→ **What to do**:
When a line below holds the string "Fiber", show that line.

(Supplied records Opens)

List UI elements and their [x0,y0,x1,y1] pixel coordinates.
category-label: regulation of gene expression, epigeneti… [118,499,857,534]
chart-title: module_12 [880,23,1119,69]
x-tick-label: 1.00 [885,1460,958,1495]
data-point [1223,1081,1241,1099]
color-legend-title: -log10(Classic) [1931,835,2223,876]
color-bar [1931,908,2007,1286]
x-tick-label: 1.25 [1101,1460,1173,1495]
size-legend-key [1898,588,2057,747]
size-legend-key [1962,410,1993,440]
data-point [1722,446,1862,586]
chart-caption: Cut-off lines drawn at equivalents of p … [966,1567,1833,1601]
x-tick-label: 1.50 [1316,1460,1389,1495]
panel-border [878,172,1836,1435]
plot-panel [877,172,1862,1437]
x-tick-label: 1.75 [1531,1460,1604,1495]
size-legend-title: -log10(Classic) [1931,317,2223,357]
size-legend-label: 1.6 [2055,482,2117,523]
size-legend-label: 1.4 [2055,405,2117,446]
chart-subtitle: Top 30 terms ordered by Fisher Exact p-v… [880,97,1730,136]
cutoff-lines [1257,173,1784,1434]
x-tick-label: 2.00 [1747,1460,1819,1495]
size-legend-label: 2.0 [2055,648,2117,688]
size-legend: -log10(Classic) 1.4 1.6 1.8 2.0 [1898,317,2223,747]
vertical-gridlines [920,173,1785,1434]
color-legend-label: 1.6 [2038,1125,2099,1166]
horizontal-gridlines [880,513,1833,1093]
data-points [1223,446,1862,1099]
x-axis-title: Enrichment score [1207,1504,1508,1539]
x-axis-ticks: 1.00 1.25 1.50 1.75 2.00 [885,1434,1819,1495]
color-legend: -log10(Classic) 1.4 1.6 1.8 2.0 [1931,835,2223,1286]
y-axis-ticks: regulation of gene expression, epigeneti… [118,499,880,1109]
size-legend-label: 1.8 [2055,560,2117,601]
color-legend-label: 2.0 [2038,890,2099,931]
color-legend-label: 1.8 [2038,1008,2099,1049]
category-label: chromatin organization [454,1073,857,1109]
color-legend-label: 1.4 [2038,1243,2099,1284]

(Supplied records Closes)
(Supplied records Opens)

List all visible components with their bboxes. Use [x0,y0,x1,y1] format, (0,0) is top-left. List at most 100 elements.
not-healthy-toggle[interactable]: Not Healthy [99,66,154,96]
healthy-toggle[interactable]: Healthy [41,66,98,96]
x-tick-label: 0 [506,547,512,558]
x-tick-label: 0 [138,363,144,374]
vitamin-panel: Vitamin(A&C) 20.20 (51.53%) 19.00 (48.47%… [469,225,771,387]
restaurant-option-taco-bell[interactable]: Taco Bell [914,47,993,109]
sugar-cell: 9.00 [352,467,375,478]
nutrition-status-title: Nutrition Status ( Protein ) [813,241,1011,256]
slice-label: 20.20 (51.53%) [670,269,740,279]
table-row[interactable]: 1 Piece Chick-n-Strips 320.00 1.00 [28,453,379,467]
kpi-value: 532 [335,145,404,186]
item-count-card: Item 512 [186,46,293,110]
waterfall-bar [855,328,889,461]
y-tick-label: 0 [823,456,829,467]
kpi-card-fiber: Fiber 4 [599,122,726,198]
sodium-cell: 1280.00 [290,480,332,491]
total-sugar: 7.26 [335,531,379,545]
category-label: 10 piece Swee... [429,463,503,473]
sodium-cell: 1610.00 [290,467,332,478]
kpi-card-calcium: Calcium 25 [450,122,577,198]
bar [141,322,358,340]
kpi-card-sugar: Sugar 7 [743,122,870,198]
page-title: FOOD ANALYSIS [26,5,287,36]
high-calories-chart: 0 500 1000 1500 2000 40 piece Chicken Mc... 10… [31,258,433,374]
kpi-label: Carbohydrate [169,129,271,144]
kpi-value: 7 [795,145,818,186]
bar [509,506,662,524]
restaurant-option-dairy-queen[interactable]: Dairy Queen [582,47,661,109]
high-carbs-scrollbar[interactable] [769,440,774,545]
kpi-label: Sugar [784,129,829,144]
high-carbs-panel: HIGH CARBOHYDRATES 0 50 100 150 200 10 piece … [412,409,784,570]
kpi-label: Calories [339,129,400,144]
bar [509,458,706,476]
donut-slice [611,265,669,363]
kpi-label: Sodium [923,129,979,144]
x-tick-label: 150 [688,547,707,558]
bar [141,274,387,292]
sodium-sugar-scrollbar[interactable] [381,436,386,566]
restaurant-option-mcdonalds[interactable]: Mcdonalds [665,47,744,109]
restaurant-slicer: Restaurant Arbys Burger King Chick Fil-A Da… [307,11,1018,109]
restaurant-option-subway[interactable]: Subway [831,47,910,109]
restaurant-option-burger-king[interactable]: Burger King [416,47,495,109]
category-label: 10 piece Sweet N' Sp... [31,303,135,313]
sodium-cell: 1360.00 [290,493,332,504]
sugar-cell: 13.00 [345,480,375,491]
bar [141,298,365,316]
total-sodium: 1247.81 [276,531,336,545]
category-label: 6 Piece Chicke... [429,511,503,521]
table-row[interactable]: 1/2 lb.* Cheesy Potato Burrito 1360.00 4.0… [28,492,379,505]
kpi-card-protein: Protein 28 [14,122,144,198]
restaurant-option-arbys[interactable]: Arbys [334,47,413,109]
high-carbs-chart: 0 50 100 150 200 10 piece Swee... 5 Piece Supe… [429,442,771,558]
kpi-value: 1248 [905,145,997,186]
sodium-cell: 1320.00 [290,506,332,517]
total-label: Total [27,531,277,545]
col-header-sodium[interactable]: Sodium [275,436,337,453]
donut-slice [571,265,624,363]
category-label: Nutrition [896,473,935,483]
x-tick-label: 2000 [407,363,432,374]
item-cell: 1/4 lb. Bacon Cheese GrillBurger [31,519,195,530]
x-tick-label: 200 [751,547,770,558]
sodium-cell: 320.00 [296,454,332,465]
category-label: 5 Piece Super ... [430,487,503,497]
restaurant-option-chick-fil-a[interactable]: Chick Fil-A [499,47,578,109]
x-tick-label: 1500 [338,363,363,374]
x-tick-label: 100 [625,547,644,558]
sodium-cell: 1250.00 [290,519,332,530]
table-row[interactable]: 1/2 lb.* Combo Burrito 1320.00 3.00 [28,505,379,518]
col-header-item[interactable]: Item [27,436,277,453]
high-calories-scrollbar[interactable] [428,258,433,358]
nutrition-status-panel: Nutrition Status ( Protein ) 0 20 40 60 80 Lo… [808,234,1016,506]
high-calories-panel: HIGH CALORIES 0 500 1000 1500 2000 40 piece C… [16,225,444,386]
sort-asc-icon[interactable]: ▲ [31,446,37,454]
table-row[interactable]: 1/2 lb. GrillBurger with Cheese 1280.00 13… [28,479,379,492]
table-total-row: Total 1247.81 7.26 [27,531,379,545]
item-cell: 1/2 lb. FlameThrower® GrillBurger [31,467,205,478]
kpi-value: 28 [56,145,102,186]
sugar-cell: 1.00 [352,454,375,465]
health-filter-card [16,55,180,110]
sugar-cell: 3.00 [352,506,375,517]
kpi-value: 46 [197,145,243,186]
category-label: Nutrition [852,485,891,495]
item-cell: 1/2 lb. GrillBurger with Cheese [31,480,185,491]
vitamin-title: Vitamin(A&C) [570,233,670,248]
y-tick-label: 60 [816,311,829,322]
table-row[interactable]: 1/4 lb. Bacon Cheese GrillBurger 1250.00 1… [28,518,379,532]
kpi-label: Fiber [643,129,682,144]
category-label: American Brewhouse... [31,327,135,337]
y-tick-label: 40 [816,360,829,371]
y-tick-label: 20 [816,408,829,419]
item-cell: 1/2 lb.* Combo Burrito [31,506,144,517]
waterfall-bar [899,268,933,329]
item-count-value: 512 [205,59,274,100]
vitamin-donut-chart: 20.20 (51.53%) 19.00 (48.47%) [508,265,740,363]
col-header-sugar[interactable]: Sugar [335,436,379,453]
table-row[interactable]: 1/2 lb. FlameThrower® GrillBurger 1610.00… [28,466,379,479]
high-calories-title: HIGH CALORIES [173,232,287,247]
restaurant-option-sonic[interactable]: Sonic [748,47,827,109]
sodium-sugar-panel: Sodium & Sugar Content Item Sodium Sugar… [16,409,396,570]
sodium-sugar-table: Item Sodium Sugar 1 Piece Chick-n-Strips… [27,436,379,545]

(Supplied records Closes)

→ **Solved exercise**:
kpi-card-fiber: Fiber 4 [599,122,726,198]
kpi-label: Fiber [643,129,682,144]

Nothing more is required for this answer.